**WHAT IS BEING ASKED:** Read the material below and tally how many lines hold the word "this", giving the number and nothing else.

**Dataset listings of figures:**

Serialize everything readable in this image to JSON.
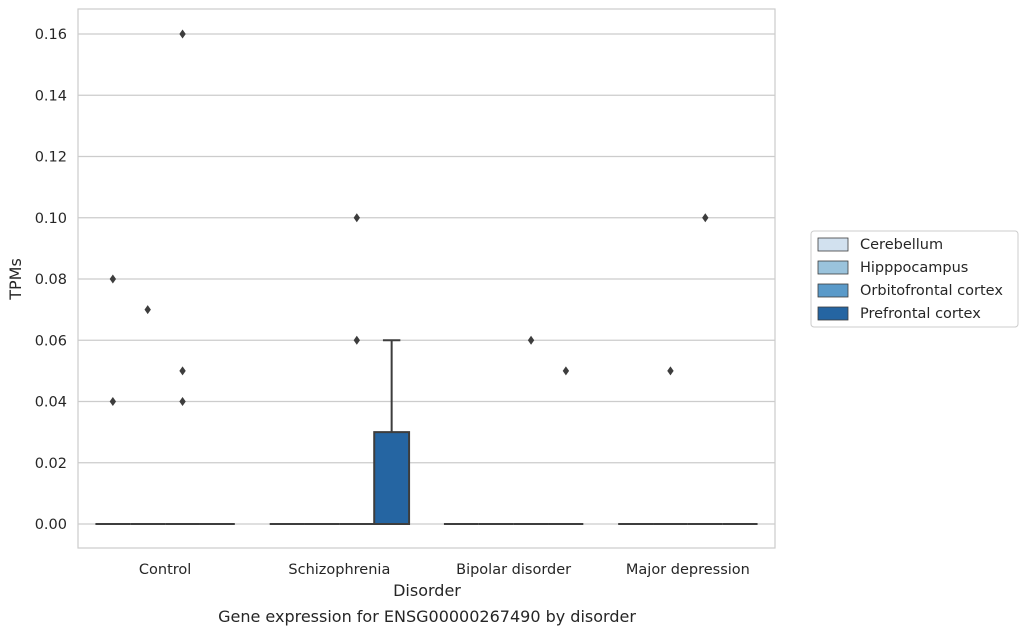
{
  "chart_data": {
    "type": "boxplot",
    "title": "",
    "caption": "Gene expression for ENSG00000267490 by disorder",
    "xlabel": "Disorder",
    "ylabel": "TPMs",
    "ylim": [
      -0.008,
      0.168
    ],
    "yticks": [
      "0.00",
      "0.02",
      "0.04",
      "0.06",
      "0.08",
      "0.10",
      "0.12",
      "0.14",
      "0.16"
    ],
    "grid": "horizontal",
    "legend_position": "right-outside",
    "categories": [
      "Control",
      "Schizophrenia",
      "Bipolar disorder",
      "Major depression"
    ],
    "series": [
      {
        "name": "Cerebellum",
        "color": "#d2e1ef",
        "boxes": [
          {
            "q1": 0,
            "median": 0,
            "q3": 0,
            "whisker_low": 0,
            "whisker_high": 0,
            "outliers": [
              0.04,
              0.08
            ]
          },
          {
            "q1": 0,
            "median": 0,
            "q3": 0,
            "whisker_low": 0,
            "whisker_high": 0,
            "outliers": []
          },
          {
            "q1": 0,
            "median": 0,
            "q3": 0,
            "whisker_low": 0,
            "whisker_high": 0,
            "outliers": []
          },
          {
            "q1": 0,
            "median": 0,
            "q3": 0,
            "whisker_low": 0,
            "whisker_high": 0,
            "outliers": []
          }
        ]
      },
      {
        "name": "Hipppocampus",
        "color": "#9ac3dc",
        "boxes": [
          {
            "q1": 0,
            "median": 0,
            "q3": 0,
            "whisker_low": 0,
            "whisker_high": 0,
            "outliers": [
              0.07
            ]
          },
          {
            "q1": 0,
            "median": 0,
            "q3": 0,
            "whisker_low": 0,
            "whisker_high": 0,
            "outliers": []
          },
          {
            "q1": 0,
            "median": 0,
            "q3": 0,
            "whisker_low": 0,
            "whisker_high": 0,
            "outliers": []
          },
          {
            "q1": 0,
            "median": 0,
            "q3": 0,
            "whisker_low": 0,
            "whisker_high": 0,
            "outliers": [
              0.05
            ]
          }
        ]
      },
      {
        "name": "Orbitofrontal cortex",
        "color": "#5a9ac9",
        "boxes": [
          {
            "q1": 0,
            "median": 0,
            "q3": 0,
            "whisker_low": 0,
            "whisker_high": 0,
            "outliers": [
              0.04,
              0.05,
              0.16
            ]
          },
          {
            "q1": 0,
            "median": 0,
            "q3": 0,
            "whisker_low": 0,
            "whisker_high": 0,
            "outliers": [
              0.06,
              0.1
            ]
          },
          {
            "q1": 0,
            "median": 0,
            "q3": 0,
            "whisker_low": 0,
            "whisker_high": 0,
            "outliers": [
              0.06
            ]
          },
          {
            "q1": 0,
            "median": 0,
            "q3": 0,
            "whisker_low": 0,
            "whisker_high": 0,
            "outliers": [
              0.1
            ]
          }
        ]
      },
      {
        "name": "Prefrontal cortex",
        "color": "#2565a2",
        "boxes": [
          {
            "q1": 0,
            "median": 0,
            "q3": 0,
            "whisker_low": 0,
            "whisker_high": 0,
            "outliers": []
          },
          {
            "q1": 0,
            "median": 0,
            "q3": 0.03,
            "whisker_low": 0,
            "whisker_high": 0.06,
            "outliers": []
          },
          {
            "q1": 0,
            "median": 0,
            "q3": 0,
            "whisker_low": 0,
            "whisker_high": 0,
            "outliers": [
              0.05
            ]
          },
          {
            "q1": 0,
            "median": 0,
            "q3": 0,
            "whisker_low": 0,
            "whisker_high": 0,
            "outliers": []
          }
        ]
      }
    ]
  }
}
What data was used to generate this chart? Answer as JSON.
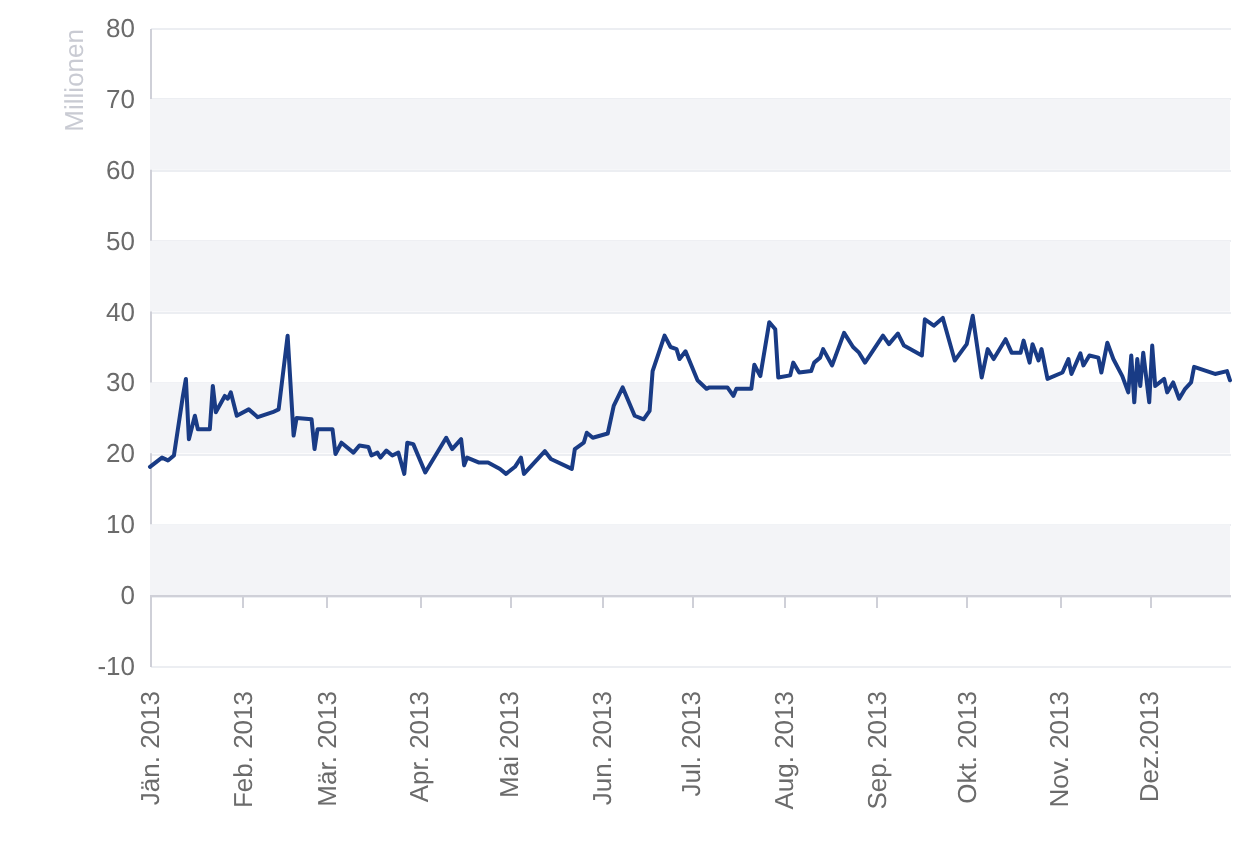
{
  "chart_data": {
    "type": "line",
    "ylabel": "Millionen",
    "x": [
      "2013-01-01",
      "2013-01-05",
      "2013-01-07",
      "2013-01-09",
      "2013-01-12",
      "2013-01-13",
      "2013-01-14",
      "2013-01-16",
      "2013-01-17",
      "2013-01-21",
      "2013-01-22",
      "2013-01-23",
      "2013-01-26",
      "2013-01-27",
      "2013-01-28",
      "2013-01-30",
      "2013-02-03",
      "2013-02-06",
      "2013-02-11",
      "2013-02-13",
      "2013-02-16",
      "2013-02-18",
      "2013-02-19",
      "2013-02-24",
      "2013-02-25",
      "2013-02-26",
      "2013-03-03",
      "2013-03-04",
      "2013-03-06",
      "2013-03-10",
      "2013-03-12",
      "2013-03-15",
      "2013-03-16",
      "2013-03-18",
      "2013-03-19",
      "2013-03-21",
      "2013-03-23",
      "2013-03-25",
      "2013-03-27",
      "2013-03-28",
      "2013-03-30",
      "2013-04-03",
      "2013-04-10",
      "2013-04-12",
      "2013-04-15",
      "2013-04-16",
      "2013-04-17",
      "2013-04-21",
      "2013-04-24",
      "2013-04-28",
      "2013-04-30",
      "2013-05-03",
      "2013-05-05",
      "2013-05-06",
      "2013-05-13",
      "2013-05-15",
      "2013-05-22",
      "2013-05-23",
      "2013-05-26",
      "2013-05-27",
      "2013-05-29",
      "2013-06-03",
      "2013-06-05",
      "2013-06-08",
      "2013-06-12",
      "2013-06-15",
      "2013-06-17",
      "2013-06-18",
      "2013-06-22",
      "2013-06-24",
      "2013-06-26",
      "2013-06-27",
      "2013-06-29",
      "2013-07-03",
      "2013-07-06",
      "2013-07-07",
      "2013-07-13",
      "2013-07-15",
      "2013-07-16",
      "2013-07-21",
      "2013-07-22",
      "2013-07-24",
      "2013-07-27",
      "2013-07-29",
      "2013-07-30",
      "2013-08-03",
      "2013-08-04",
      "2013-08-06",
      "2013-08-10",
      "2013-08-11",
      "2013-08-13",
      "2013-08-14",
      "2013-08-17",
      "2013-08-21",
      "2013-08-24",
      "2013-08-26",
      "2013-08-28",
      "2013-08-31",
      "2013-09-03",
      "2013-09-05",
      "2013-09-08",
      "2013-09-10",
      "2013-09-16",
      "2013-09-17",
      "2013-09-20",
      "2013-09-23",
      "2013-09-27",
      "2013-10-01",
      "2013-10-03",
      "2013-10-06",
      "2013-10-08",
      "2013-10-10",
      "2013-10-14",
      "2013-10-16",
      "2013-10-19",
      "2013-10-20",
      "2013-10-22",
      "2013-10-23",
      "2013-10-25",
      "2013-10-26",
      "2013-10-28",
      "2013-11-02",
      "2013-11-04",
      "2013-11-05",
      "2013-11-08",
      "2013-11-09",
      "2013-11-11",
      "2013-11-14",
      "2013-11-15",
      "2013-11-17",
      "2013-11-19",
      "2013-11-22",
      "2013-11-24",
      "2013-11-25",
      "2013-11-26",
      "2013-11-27",
      "2013-11-28",
      "2013-11-29",
      "2013-12-01",
      "2013-12-02",
      "2013-12-03",
      "2013-12-06",
      "2013-12-07",
      "2013-12-09",
      "2013-12-11",
      "2013-12-13",
      "2013-12-15",
      "2013-12-16",
      "2013-12-23",
      "2013-12-27",
      "2013-12-28"
    ],
    "series": [
      {
        "color": "#193b85",
        "values": [
          18.1,
          19.4,
          19.0,
          19.7,
          28.1,
          30.5,
          22.0,
          25.3,
          23.4,
          23.4,
          29.5,
          25.8,
          28.1,
          27.7,
          28.6,
          25.3,
          26.2,
          25.1,
          25.8,
          26.2,
          36.6,
          22.5,
          25.0,
          24.8,
          20.6,
          23.4,
          23.4,
          19.9,
          21.5,
          20.1,
          21.1,
          20.9,
          19.7,
          20.1,
          19.4,
          20.4,
          19.7,
          20.1,
          17.1,
          21.5,
          21.3,
          17.3,
          22.2,
          20.6,
          22.0,
          18.3,
          19.4,
          18.7,
          18.7,
          17.8,
          17.1,
          18.1,
          19.4,
          17.1,
          20.3,
          19.2,
          17.8,
          20.6,
          21.5,
          22.9,
          22.2,
          22.8,
          26.7,
          29.3,
          25.3,
          24.8,
          26.0,
          31.6,
          36.6,
          35.0,
          34.7,
          33.3,
          34.4,
          30.3,
          29.1,
          29.3,
          29.3,
          28.1,
          29.1,
          29.1,
          32.5,
          30.9,
          38.5,
          37.5,
          30.7,
          31.0,
          32.8,
          31.4,
          31.6,
          32.8,
          33.5,
          34.7,
          32.4,
          37.0,
          35.0,
          34.2,
          32.8,
          34.7,
          36.6,
          35.4,
          36.9,
          35.2,
          33.8,
          38.9,
          38.0,
          39.1,
          33.1,
          35.4,
          39.4,
          30.7,
          34.7,
          33.3,
          36.1,
          34.2,
          34.2,
          35.9,
          32.8,
          35.4,
          33.1,
          34.7,
          30.5,
          31.4,
          33.3,
          31.2,
          34.1,
          32.4,
          33.8,
          33.5,
          31.4,
          35.6,
          33.3,
          30.9,
          28.6,
          33.8,
          27.2,
          33.3,
          29.5,
          34.2,
          27.2,
          35.2,
          29.5,
          30.5,
          28.6,
          30.0,
          27.7,
          29.1,
          30.0,
          32.2,
          31.2,
          31.6,
          30.3
        ]
      }
    ],
    "xlim": [
      "2013-01-01",
      "2013-12-28"
    ],
    "xticks": [
      {
        "value": "2013-01-01",
        "label": "Jän. 2013"
      },
      {
        "value": "2013-02-01",
        "label": "Feb. 2013"
      },
      {
        "value": "2013-03-01",
        "label": "Mär. 2013"
      },
      {
        "value": "2013-04-01",
        "label": "Apr. 2013"
      },
      {
        "value": "2013-05-01",
        "label": "Mai 2013"
      },
      {
        "value": "2013-06-01",
        "label": "Jun. 2013"
      },
      {
        "value": "2013-07-01",
        "label": "Jul. 2013"
      },
      {
        "value": "2013-08-01",
        "label": "Aug. 2013"
      },
      {
        "value": "2013-09-01",
        "label": "Sep. 2013"
      },
      {
        "value": "2013-10-01",
        "label": "Okt. 2013"
      },
      {
        "value": "2013-11-01",
        "label": "Nov. 2013"
      },
      {
        "value": "2013-12-01",
        "label": "Dez.2013"
      }
    ],
    "ylim": [
      -10,
      80
    ],
    "yticks": [
      -10,
      0,
      10,
      20,
      30,
      40,
      50,
      60,
      70,
      80
    ],
    "bands": [
      {
        "axis": "y",
        "from": 0,
        "to": 10,
        "color": "#f3f4f7"
      },
      {
        "axis": "y",
        "from": 20,
        "to": 30,
        "color": "#f3f4f7"
      },
      {
        "axis": "y",
        "from": 40,
        "to": 50,
        "color": "#f3f4f7"
      },
      {
        "axis": "y",
        "from": 60,
        "to": 70,
        "color": "#f3f4f7"
      }
    ],
    "grid": "y",
    "marker": "none",
    "line_style": "solid"
  }
}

**OUTPUT BELOW:** 2